Objective:
Output the material exactly, but drop every image it holds.

Raw data:
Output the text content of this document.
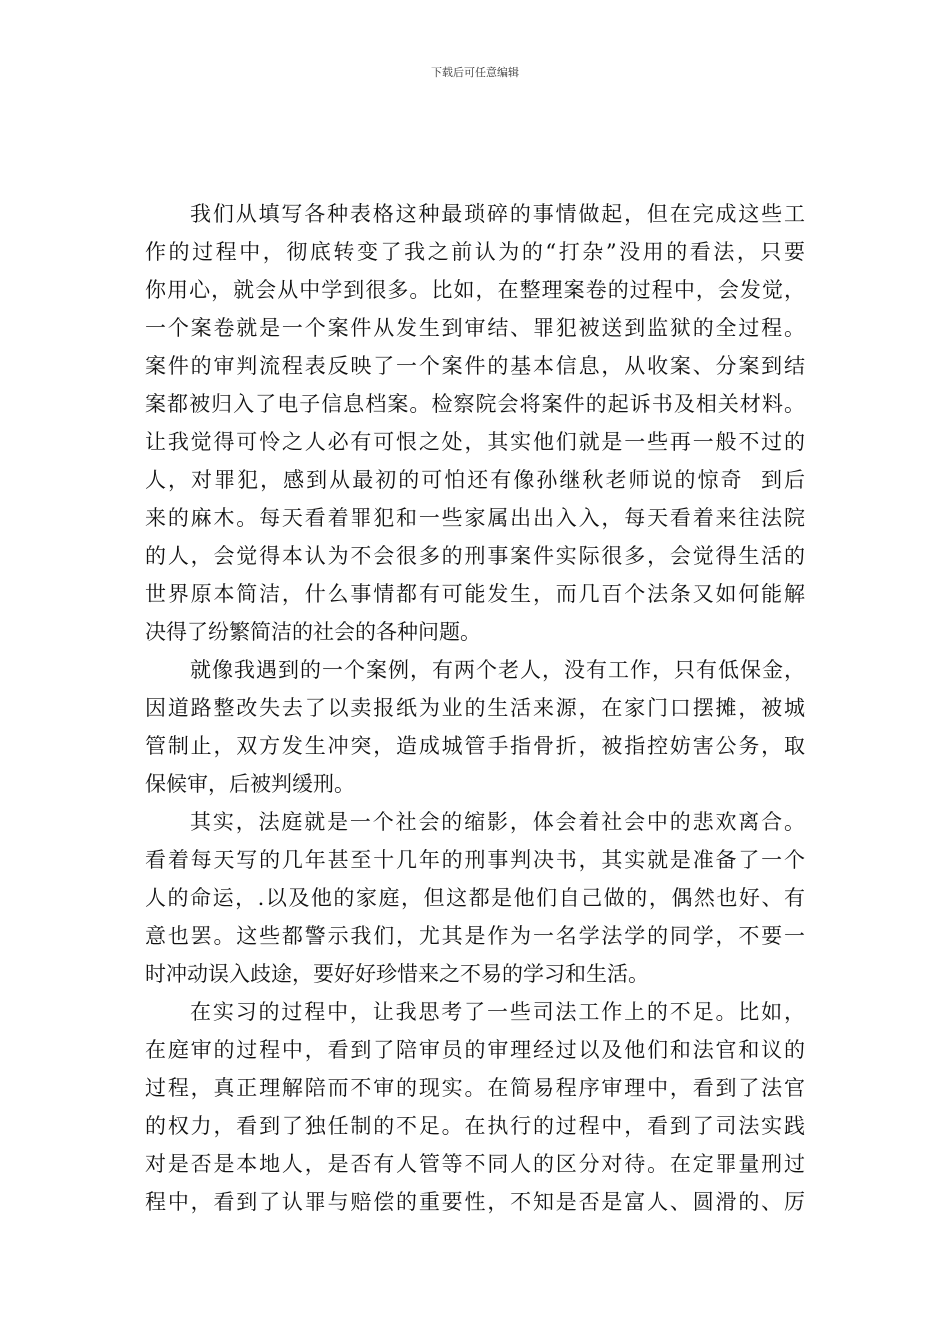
下载后可任意编辑
我们从填写各种表格这种最琐碎的事情做起，但在完成这些工
作的过程中，彻底转变了我之前认为的“打杂”没用的看法，只要
你用心，就会从中学到很多。比如，在整理案卷的过程中，会发觉，
一个案卷就是一个案件从发生到审结、罪犯被送到监狱的全过程。
案件的审判流程表反映了一个案件的基本信息，从收案、分案到结
案都被归入了电子信息档案。检察院会将案件的起诉书及相关材料。
让我觉得可怜之人必有可恨之处，其实他们就是一些再一般不过的
人，对罪犯，感到从最初的可怕还有像孙继秋老师说的惊奇  到后
来的麻木。每天看着罪犯和一些家属出出入入，每天看着来往法院
的人，会觉得本认为不会很多的刑事案件实际很多，会觉得生活的
世界原本简洁，什么事情都有可能发生，而几百个法条又如何能解
决得了纷繁简洁的社会的各种问题。
就像我遇到的一个案例，有两个老人，没有工作，只有低保金，
因道路整改失去了以卖报纸为业的生活来源，在家门口摆摊，被城
管制止，双方发生冲突，造成城管手指骨折，被指控妨害公务，取
保候审，后被判缓刑。
其实，法庭就是一个社会的缩影，体会着社会中的悲欢离合。
看着每天写的几年甚至十几年的刑事判决书，其实就是准备了一个
人的命运，.以及他的家庭，但这都是他们自己做的，偶然也好、有
意也罢。这些都警示我们，尤其是作为一名学法学的同学，不要一
时冲动误入歧途，要好好珍惜来之不易的学习和生活。
在实习的过程中，让我思考了一些司法工作上的不足。比如，
在庭审的过程中，看到了陪审员的审理经过以及他们和法官和议的
过程，真正理解陪而不审的现实。在简易程序审理中，看到了法官
的权力，看到了独任制的不足。在执行的过程中，看到了司法实践
对是否是本地人，是否有人管等不同人的区分对待。在定罪量刑过
程中，看到了认罪与赔偿的重要性，不知是否是富人、圆滑的、厉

Solution to this exercise:
Output the text content of this document.
下载后可任意编辑
我们从填写各种表格这种最琐碎的事情做起，但在完成这些工
作的过程中，彻底转变了我之前认为的“打杂”没用的看法，只要
你用心，就会从中学到很多。比如，在整理案卷的过程中，会发觉，
一个案卷就是一个案件从发生到审结、罪犯被送到监狱的全过程。
案件的审判流程表反映了一个案件的基本信息，从收案、分案到结
案都被归入了电子信息档案。检察院会将案件的起诉书及相关材料。
让我觉得可怜之人必有可恨之处，其实他们就是一些再一般不过的
人，对罪犯，感到从最初的可怕还有像孙继秋老师说的惊奇  到后
来的麻木。每天看着罪犯和一些家属出出入入，每天看着来往法院
的人，会觉得本认为不会很多的刑事案件实际很多，会觉得生活的
世界原本简洁，什么事情都有可能发生，而几百个法条又如何能解
决得了纷繁简洁的社会的各种问题。
就像我遇到的一个案例，有两个老人，没有工作，只有低保金，
因道路整改失去了以卖报纸为业的生活来源，在家门口摆摊，被城
管制止，双方发生冲突，造成城管手指骨折，被指控妨害公务，取
保候审，后被判缓刑。
其实，法庭就是一个社会的缩影，体会着社会中的悲欢离合。
看着每天写的几年甚至十几年的刑事判决书，其实就是准备了一个
人的命运，.以及他的家庭，但这都是他们自己做的，偶然也好、有
意也罢。这些都警示我们，尤其是作为一名学法学的同学，不要一
时冲动误入歧途，要好好珍惜来之不易的学习和生活。
在实习的过程中，让我思考了一些司法工作上的不足。比如，
在庭审的过程中，看到了陪审员的审理经过以及他们和法官和议的
过程，真正理解陪而不审的现实。在简易程序审理中，看到了法官
的权力，看到了独任制的不足。在执行的过程中，看到了司法实践
对是否是本地人，是否有人管等不同人的区分对待。在定罪量刑过
程中，看到了认罪与赔偿的重要性，不知是否是富人、圆滑的、厉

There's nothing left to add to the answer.